-------- Material for this exercise --------

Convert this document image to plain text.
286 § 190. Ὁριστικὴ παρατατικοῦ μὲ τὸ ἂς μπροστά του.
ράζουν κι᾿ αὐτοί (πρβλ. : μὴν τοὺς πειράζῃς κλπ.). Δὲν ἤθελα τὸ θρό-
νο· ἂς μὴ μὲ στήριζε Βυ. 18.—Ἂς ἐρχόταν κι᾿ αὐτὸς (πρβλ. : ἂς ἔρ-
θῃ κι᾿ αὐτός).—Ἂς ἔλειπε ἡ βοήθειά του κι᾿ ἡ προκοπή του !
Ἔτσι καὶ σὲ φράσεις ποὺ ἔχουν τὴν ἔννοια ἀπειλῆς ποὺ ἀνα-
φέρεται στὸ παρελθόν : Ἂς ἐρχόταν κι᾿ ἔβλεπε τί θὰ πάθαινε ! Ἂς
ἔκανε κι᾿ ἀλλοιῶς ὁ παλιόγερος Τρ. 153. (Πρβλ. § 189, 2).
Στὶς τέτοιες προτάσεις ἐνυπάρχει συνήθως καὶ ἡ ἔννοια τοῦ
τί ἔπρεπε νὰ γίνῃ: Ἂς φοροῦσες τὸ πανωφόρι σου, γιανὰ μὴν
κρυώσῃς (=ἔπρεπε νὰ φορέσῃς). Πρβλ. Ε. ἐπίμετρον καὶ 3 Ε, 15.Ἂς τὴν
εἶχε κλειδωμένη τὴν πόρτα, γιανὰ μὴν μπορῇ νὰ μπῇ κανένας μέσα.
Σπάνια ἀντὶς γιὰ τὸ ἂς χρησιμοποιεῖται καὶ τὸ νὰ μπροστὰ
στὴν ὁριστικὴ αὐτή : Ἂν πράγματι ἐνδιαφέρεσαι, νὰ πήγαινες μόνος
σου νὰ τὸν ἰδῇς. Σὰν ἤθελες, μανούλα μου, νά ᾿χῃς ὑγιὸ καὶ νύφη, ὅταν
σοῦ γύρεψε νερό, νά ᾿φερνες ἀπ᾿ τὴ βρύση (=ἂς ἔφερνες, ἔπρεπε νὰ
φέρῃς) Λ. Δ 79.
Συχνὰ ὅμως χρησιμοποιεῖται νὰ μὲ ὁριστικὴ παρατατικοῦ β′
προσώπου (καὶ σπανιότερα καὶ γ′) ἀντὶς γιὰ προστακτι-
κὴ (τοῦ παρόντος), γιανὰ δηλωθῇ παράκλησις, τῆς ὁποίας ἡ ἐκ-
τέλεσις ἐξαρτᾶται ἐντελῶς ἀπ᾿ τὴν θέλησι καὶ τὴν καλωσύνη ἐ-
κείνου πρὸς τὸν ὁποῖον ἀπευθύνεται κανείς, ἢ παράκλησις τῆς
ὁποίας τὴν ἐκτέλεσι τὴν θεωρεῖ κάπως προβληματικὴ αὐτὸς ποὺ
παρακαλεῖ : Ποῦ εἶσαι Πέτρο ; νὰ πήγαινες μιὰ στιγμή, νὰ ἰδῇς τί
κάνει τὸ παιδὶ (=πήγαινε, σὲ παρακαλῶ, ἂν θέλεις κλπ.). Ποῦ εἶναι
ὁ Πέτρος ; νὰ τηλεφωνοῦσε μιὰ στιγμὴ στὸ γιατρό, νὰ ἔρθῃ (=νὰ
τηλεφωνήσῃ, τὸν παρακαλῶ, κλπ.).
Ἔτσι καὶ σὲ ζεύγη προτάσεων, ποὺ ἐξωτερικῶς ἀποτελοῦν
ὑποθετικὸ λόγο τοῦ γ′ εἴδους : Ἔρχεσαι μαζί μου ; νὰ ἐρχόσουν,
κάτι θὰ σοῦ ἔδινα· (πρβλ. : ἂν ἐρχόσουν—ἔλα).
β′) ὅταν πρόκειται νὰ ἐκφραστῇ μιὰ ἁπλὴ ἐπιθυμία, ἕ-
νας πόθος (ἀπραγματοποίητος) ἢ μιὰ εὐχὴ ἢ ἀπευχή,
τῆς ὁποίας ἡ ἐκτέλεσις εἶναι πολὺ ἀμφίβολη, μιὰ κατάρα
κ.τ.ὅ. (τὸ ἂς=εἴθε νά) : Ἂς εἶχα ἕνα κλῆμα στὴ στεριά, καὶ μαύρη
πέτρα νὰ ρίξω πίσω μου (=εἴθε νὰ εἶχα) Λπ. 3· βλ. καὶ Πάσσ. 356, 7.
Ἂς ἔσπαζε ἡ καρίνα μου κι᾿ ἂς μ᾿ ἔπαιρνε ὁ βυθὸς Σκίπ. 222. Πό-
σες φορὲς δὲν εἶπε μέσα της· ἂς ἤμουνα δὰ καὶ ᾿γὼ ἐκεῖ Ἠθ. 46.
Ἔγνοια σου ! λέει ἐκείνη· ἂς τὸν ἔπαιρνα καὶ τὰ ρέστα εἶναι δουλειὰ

--------

Exercise goal: Say how many lines in the entries contain the string "εἶχα", and say nothing else.

Complete output: 2